## [Requirements]
Return the records, each one exactly as written.

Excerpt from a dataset
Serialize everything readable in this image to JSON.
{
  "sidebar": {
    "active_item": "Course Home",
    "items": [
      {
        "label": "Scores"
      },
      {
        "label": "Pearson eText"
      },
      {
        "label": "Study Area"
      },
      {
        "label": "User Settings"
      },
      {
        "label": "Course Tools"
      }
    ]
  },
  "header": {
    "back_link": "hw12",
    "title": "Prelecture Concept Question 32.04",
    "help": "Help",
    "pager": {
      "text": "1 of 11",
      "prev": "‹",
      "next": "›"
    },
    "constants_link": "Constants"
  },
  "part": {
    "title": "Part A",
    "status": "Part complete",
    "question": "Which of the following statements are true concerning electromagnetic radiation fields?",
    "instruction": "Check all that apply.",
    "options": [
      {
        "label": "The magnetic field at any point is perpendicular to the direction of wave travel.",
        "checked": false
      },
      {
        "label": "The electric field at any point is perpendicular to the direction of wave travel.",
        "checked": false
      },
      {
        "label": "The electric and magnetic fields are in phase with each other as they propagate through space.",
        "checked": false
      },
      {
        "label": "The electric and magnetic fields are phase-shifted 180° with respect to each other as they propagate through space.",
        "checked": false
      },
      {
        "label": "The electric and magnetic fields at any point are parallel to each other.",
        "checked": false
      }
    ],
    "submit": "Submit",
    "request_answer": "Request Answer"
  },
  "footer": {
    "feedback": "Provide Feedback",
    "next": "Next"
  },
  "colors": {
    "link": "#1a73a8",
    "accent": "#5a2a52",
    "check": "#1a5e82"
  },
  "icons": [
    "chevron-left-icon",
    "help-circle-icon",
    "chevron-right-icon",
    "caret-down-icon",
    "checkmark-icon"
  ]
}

## [The completed task]
Serialize everything readable in this image to JSON.
{
  "sidebar": {
    "active_item": "Course Home",
    "items": [
      {
        "label": "Scores"
      },
      {
        "label": "Pearson eText"
      },
      {
        "label": "Study Area"
      },
      {
        "label": "User Settings"
      },
      {
        "label": "Course Tools"
      }
    ]
  },
  "header": {
    "back_link": "hw12",
    "title": "Prelecture Concept Question 32.04",
    "help": "Help",
    "pager": {
      "text": "1 of 11",
      "prev": "‹",
      "next": "›"
    },
    "constants_link": "Constants"
  },
  "part": {
    "title": "Part A",
    "status": "Part complete",
    "question": "Which of the following statements are true concerning electromagnetic radiation fields?",
    "instruction": "Check all that apply.",
    "options": [
      {
        "label": "The magnetic field at any point is perpendicular to the direction of wave travel.",
        "checked": false
      },
      {
        "label": "The electric field at any point is perpendicular to the direction of wave travel.",
        "checked": false
      },
      {
        "label": "The electric and magnetic fields are in phase with each other as they propagate through space.",
        "checked": false
      },
      {
        "label": "The electric and magnetic fields are phase-shifted 180° with respect to each other as they propagate through space.",
        "checked": false
      },
      {
        "label": "The electric and magnetic fields at any point are parallel to each other.",
        "checked": false
      }
    ],
    "submit": "Submit",
    "request_answer": "Request Answer"
  },
  "footer": {
    "feedback": "Provide Feedback",
    "next": "Next"
  },
  "colors": {
    "link": "#1a73a8",
    "accent": "#5a2a52",
    "check": "#1a5e82"
  },
  "icons": [
    "chevron-left-icon",
    "help-circle-icon",
    "chevron-right-icon",
    "caret-down-icon",
    "checkmark-icon"
  ]
}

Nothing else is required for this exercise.